**What is required**
Search the data below for the string "Displacement". Extract every line that contains it.
═══ Dataset rows
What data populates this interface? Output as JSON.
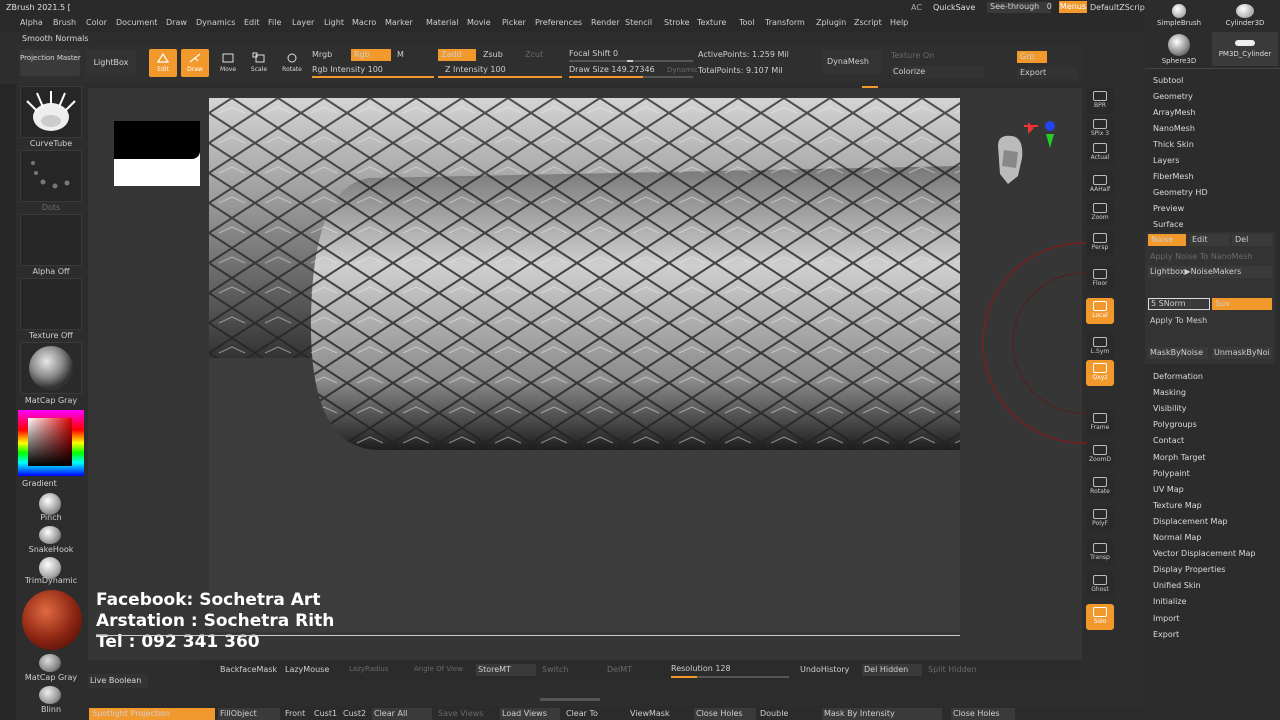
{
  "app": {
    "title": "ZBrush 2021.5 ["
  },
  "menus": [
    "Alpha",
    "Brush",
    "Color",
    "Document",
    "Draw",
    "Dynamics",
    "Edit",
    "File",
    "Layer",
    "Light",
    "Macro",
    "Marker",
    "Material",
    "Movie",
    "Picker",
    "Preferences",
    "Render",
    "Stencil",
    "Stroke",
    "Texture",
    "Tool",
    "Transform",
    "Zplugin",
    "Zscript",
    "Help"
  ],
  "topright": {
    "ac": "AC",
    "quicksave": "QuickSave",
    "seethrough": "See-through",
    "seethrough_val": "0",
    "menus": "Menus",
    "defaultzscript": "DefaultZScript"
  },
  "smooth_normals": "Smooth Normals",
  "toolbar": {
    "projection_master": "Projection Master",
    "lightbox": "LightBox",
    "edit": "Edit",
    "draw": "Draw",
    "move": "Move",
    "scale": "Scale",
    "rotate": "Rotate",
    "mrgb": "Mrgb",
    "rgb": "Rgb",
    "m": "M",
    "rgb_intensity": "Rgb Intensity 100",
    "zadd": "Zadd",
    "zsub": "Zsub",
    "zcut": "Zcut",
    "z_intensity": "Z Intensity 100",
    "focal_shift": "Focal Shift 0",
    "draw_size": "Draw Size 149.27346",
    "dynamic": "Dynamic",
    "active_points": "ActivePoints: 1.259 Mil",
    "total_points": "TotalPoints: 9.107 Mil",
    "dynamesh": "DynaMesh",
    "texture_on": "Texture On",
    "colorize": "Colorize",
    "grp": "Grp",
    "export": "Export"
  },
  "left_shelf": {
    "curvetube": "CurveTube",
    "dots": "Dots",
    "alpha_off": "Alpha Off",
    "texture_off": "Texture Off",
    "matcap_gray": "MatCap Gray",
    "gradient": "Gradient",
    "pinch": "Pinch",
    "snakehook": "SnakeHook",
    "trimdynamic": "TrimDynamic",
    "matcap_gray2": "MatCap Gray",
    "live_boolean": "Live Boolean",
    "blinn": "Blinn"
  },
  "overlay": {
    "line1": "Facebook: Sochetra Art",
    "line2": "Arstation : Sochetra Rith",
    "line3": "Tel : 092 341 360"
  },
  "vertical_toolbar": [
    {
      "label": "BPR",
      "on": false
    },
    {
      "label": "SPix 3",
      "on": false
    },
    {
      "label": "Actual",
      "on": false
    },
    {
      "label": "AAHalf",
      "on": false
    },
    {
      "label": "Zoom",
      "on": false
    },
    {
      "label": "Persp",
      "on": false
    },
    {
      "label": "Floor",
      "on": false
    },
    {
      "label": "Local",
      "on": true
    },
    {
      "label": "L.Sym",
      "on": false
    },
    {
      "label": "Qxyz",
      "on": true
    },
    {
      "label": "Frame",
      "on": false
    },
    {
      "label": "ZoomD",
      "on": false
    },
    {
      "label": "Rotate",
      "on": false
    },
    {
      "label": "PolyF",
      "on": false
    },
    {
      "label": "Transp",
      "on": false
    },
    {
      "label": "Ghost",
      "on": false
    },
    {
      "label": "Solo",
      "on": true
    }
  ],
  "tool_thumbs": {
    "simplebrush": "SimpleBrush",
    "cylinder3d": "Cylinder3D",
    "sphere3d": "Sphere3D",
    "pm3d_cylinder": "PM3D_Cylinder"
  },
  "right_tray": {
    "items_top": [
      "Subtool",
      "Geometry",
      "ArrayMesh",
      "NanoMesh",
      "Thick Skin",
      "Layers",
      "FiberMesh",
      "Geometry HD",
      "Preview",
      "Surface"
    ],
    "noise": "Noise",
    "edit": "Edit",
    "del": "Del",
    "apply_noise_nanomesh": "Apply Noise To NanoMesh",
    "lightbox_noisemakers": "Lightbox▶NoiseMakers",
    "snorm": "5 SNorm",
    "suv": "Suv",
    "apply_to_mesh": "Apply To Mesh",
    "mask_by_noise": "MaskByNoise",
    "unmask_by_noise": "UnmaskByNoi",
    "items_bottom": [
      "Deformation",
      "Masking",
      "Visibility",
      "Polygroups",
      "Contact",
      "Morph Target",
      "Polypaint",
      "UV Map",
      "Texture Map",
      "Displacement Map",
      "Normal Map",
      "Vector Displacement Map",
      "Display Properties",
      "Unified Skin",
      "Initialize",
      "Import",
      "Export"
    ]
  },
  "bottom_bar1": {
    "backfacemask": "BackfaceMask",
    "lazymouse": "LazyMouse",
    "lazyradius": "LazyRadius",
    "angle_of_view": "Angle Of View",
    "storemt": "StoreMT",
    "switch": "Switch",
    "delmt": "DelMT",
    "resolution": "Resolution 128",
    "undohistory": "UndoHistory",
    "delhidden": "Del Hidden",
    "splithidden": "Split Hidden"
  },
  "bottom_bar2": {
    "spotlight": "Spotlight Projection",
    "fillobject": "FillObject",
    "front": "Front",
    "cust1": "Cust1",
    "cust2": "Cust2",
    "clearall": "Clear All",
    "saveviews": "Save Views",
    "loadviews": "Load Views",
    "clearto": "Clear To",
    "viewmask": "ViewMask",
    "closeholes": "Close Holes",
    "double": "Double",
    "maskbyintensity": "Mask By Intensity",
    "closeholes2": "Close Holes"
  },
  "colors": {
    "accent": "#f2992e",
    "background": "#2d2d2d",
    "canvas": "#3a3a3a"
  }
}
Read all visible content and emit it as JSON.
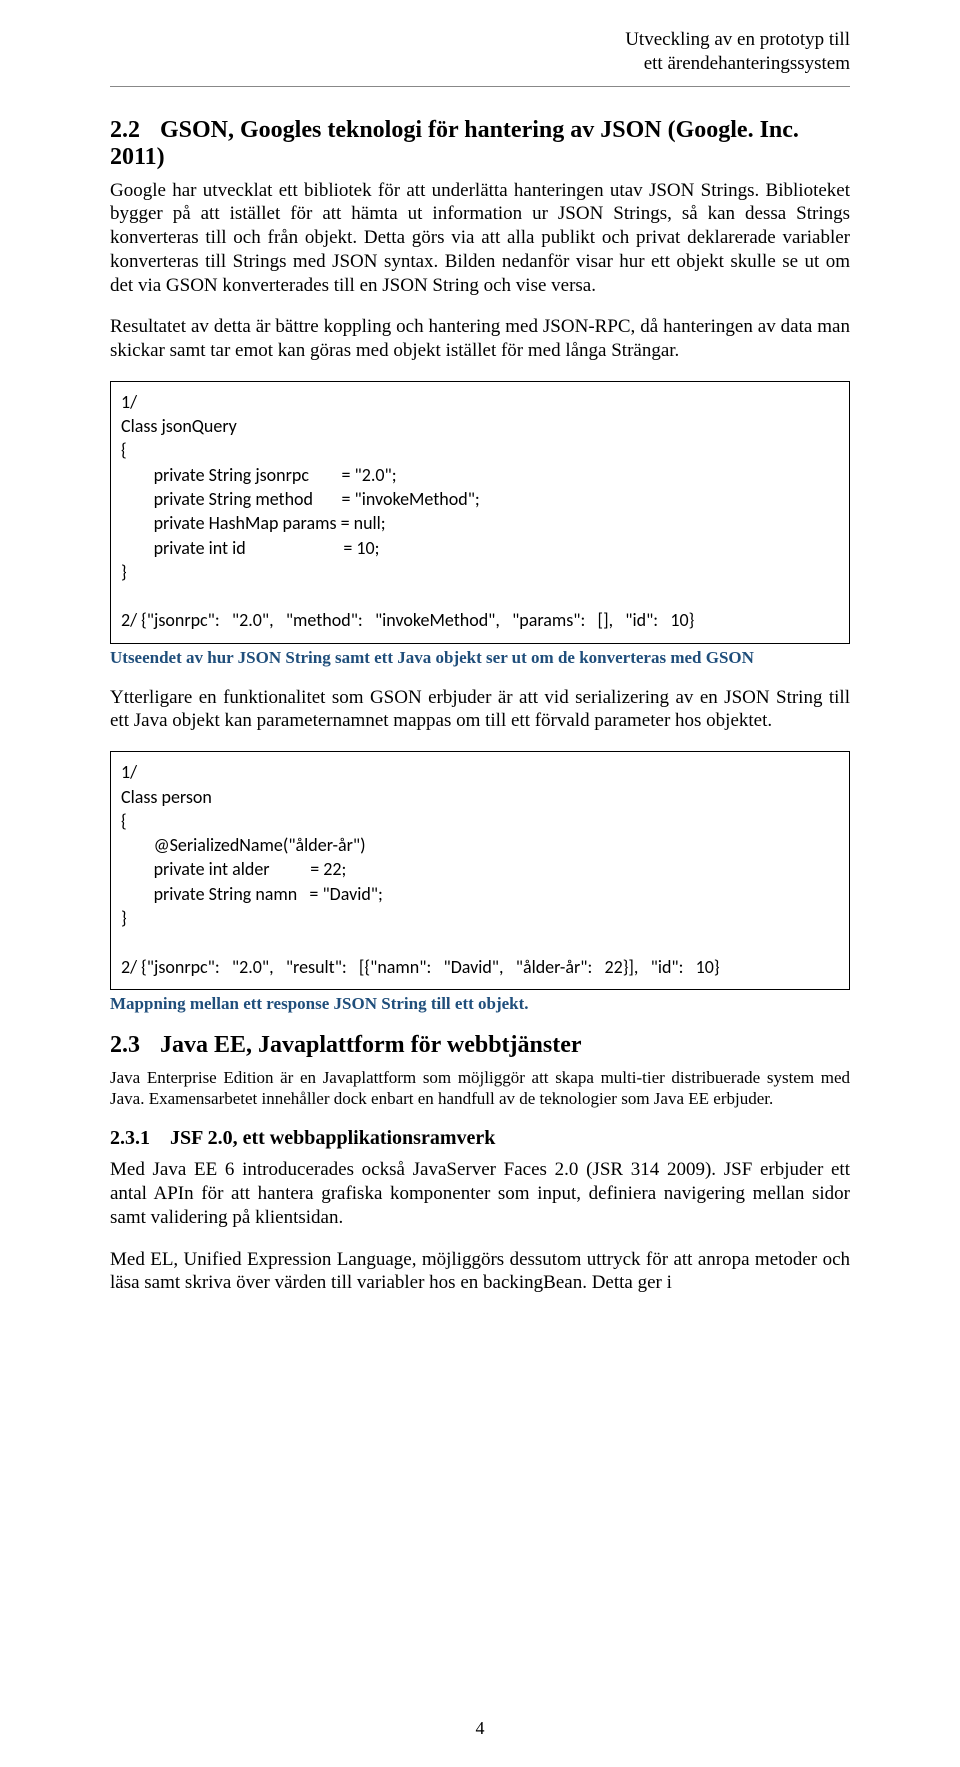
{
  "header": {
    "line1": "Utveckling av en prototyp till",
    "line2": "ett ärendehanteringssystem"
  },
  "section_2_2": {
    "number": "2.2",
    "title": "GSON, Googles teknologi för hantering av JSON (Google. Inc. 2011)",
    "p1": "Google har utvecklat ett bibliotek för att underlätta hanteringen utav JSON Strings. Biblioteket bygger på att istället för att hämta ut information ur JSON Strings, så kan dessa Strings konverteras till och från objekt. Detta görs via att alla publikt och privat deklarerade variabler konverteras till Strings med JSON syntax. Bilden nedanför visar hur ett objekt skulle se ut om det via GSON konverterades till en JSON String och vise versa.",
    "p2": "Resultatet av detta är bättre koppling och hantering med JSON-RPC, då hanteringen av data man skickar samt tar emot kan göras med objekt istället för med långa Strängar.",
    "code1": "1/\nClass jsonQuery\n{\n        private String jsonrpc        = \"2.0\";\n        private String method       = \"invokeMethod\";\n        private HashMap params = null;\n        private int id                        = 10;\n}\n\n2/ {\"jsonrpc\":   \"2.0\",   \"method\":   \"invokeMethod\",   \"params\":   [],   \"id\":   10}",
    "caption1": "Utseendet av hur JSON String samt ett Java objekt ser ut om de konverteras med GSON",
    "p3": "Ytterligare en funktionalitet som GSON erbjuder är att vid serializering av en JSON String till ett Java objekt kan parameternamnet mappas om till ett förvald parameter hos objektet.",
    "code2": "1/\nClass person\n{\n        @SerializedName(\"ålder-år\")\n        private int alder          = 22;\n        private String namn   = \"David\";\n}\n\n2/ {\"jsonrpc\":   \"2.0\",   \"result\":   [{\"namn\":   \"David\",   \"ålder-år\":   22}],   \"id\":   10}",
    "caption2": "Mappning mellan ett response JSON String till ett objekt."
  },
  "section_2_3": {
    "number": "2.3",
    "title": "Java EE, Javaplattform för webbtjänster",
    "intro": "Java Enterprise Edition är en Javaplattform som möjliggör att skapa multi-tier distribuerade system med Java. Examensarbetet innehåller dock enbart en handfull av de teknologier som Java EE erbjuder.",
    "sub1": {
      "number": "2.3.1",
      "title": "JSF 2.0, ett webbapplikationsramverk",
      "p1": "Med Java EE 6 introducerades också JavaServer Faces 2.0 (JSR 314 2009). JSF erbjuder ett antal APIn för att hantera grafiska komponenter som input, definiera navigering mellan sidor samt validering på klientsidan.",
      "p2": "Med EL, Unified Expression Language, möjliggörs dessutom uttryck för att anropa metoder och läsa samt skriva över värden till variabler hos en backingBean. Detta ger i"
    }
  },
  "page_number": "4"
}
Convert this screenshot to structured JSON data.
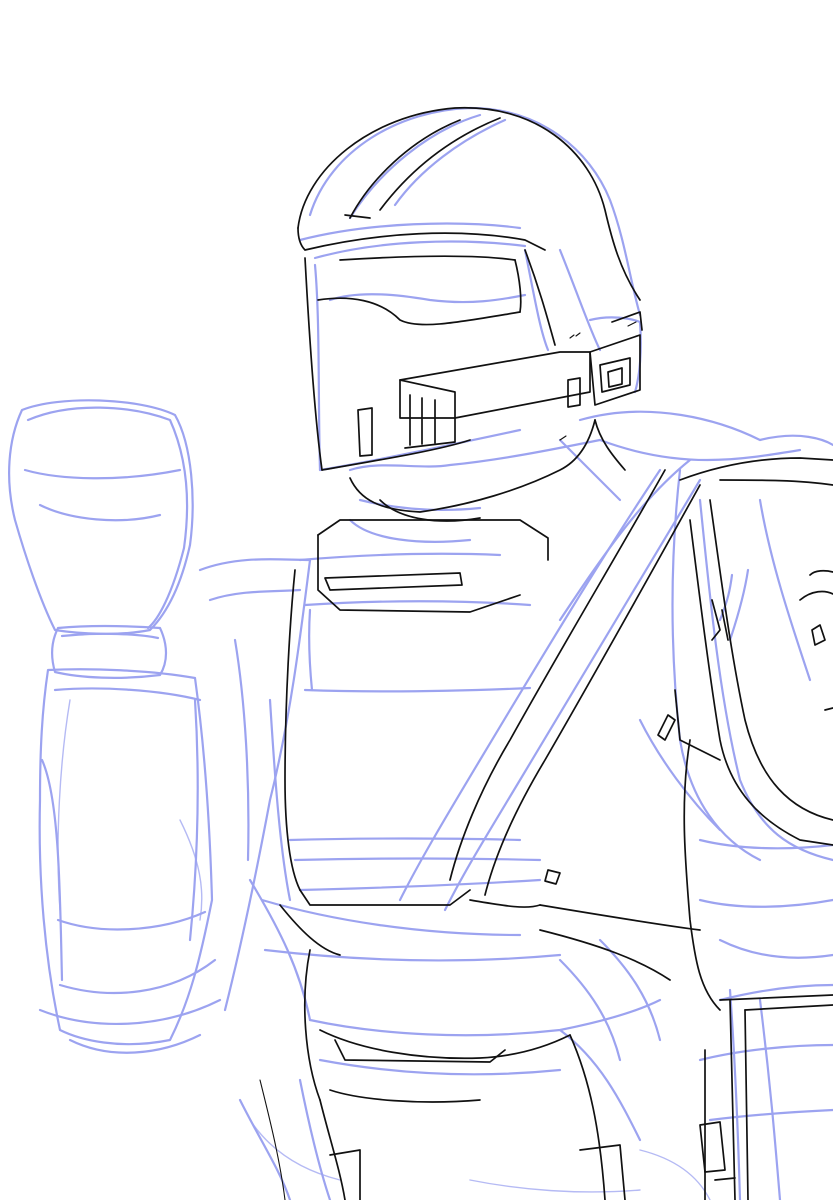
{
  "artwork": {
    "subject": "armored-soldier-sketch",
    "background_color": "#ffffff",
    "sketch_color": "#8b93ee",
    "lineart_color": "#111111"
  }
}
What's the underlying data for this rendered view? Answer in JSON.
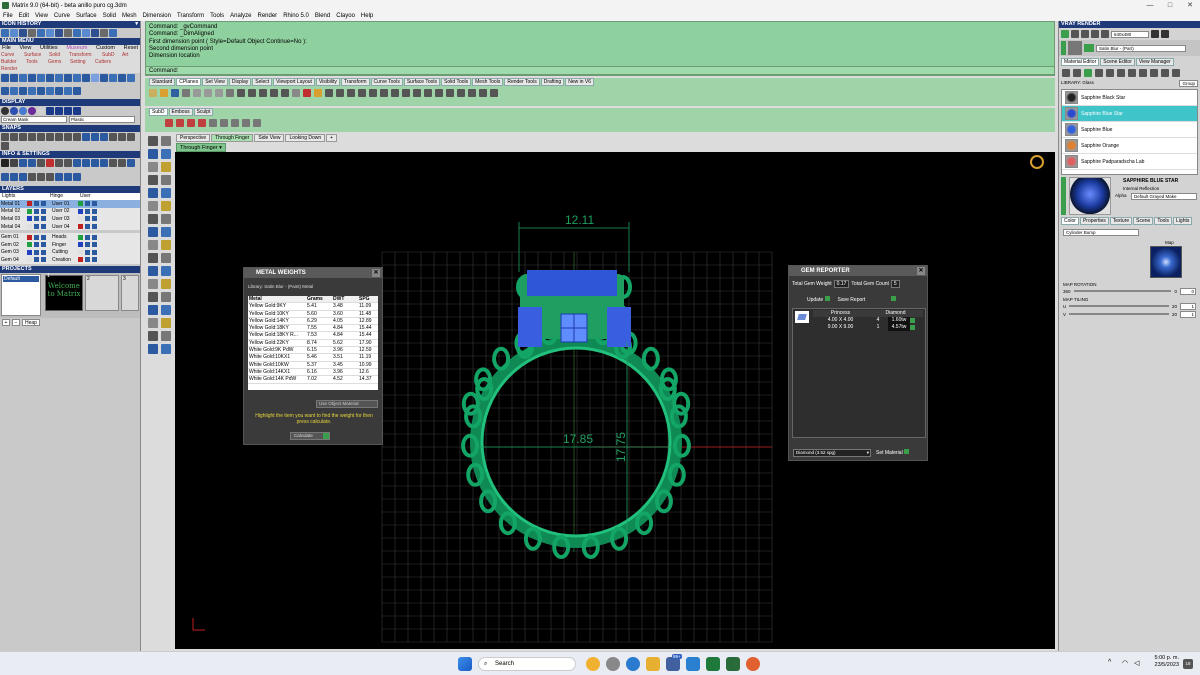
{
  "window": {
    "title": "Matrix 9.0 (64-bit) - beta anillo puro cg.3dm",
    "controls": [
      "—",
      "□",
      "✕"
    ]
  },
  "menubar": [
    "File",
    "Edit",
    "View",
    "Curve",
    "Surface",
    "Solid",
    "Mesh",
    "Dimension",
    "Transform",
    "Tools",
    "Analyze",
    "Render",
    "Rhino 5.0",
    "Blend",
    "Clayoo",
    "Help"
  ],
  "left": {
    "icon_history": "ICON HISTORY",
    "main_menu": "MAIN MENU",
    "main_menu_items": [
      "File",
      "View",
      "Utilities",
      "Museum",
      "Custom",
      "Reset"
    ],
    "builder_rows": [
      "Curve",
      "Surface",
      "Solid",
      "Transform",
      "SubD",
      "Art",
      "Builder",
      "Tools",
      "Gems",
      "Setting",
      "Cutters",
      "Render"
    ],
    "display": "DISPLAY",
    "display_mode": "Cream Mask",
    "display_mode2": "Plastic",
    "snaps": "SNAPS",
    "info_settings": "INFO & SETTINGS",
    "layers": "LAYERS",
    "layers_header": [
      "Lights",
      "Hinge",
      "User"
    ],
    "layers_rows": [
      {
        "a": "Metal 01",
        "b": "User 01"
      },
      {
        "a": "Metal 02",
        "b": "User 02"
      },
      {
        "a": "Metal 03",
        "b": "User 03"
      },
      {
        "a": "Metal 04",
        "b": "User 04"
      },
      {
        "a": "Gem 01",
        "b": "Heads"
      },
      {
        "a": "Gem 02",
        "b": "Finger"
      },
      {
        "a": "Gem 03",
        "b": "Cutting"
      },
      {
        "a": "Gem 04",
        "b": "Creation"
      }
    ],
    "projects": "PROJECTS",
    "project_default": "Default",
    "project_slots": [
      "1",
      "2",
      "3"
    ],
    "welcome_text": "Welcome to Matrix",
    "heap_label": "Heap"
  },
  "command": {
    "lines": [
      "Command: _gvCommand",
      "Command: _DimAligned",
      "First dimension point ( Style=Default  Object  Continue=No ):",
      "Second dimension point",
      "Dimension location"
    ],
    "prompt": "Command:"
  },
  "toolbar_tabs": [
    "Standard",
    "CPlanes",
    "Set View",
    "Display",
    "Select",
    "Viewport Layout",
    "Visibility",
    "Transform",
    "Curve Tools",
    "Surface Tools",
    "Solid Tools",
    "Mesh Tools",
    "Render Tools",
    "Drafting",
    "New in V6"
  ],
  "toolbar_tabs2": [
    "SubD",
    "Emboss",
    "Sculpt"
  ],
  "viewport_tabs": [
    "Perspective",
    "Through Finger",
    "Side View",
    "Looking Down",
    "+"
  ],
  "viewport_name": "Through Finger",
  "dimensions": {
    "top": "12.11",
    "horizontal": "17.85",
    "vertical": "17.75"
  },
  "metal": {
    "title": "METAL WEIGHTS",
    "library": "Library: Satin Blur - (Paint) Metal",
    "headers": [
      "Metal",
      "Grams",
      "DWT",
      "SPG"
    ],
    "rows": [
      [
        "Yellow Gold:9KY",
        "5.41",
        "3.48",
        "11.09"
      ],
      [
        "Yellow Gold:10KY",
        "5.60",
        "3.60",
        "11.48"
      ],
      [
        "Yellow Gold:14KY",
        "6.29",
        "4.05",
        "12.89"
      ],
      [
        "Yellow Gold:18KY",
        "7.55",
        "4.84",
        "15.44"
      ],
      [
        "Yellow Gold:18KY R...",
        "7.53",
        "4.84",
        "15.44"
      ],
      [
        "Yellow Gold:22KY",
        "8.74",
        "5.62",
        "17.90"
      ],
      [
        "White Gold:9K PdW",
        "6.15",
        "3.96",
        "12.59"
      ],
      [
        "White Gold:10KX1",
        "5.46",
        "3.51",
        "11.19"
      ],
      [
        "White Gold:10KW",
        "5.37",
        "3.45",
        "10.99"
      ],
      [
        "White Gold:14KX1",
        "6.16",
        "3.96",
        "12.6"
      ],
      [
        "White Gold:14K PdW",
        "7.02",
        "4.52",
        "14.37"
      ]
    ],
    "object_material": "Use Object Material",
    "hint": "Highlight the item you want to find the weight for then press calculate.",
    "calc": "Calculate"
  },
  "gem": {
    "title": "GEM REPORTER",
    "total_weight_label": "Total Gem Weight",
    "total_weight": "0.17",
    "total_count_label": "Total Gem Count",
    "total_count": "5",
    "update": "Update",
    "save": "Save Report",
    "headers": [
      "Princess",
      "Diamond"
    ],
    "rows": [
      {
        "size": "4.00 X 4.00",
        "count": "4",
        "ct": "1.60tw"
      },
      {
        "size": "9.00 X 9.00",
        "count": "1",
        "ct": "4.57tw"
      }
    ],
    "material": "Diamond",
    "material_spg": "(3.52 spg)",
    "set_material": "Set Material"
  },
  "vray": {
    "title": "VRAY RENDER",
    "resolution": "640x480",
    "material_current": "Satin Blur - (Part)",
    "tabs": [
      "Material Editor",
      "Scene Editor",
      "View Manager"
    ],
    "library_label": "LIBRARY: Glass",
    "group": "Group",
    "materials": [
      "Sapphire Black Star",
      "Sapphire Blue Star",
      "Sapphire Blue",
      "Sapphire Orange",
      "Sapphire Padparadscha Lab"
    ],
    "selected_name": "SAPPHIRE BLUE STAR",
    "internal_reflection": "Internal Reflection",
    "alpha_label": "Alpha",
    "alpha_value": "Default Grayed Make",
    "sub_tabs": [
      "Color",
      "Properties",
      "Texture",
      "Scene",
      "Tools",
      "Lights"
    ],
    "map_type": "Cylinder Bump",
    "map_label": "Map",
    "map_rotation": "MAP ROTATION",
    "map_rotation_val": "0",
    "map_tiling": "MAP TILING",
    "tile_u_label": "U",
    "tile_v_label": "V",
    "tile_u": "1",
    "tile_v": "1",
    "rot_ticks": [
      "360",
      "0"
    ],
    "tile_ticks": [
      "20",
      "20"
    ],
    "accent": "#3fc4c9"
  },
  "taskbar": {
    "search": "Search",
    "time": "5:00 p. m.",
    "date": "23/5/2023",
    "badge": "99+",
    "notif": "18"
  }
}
══════
**Answer to the problem**
      "Displacement Map",
      "Vector Displacement Map",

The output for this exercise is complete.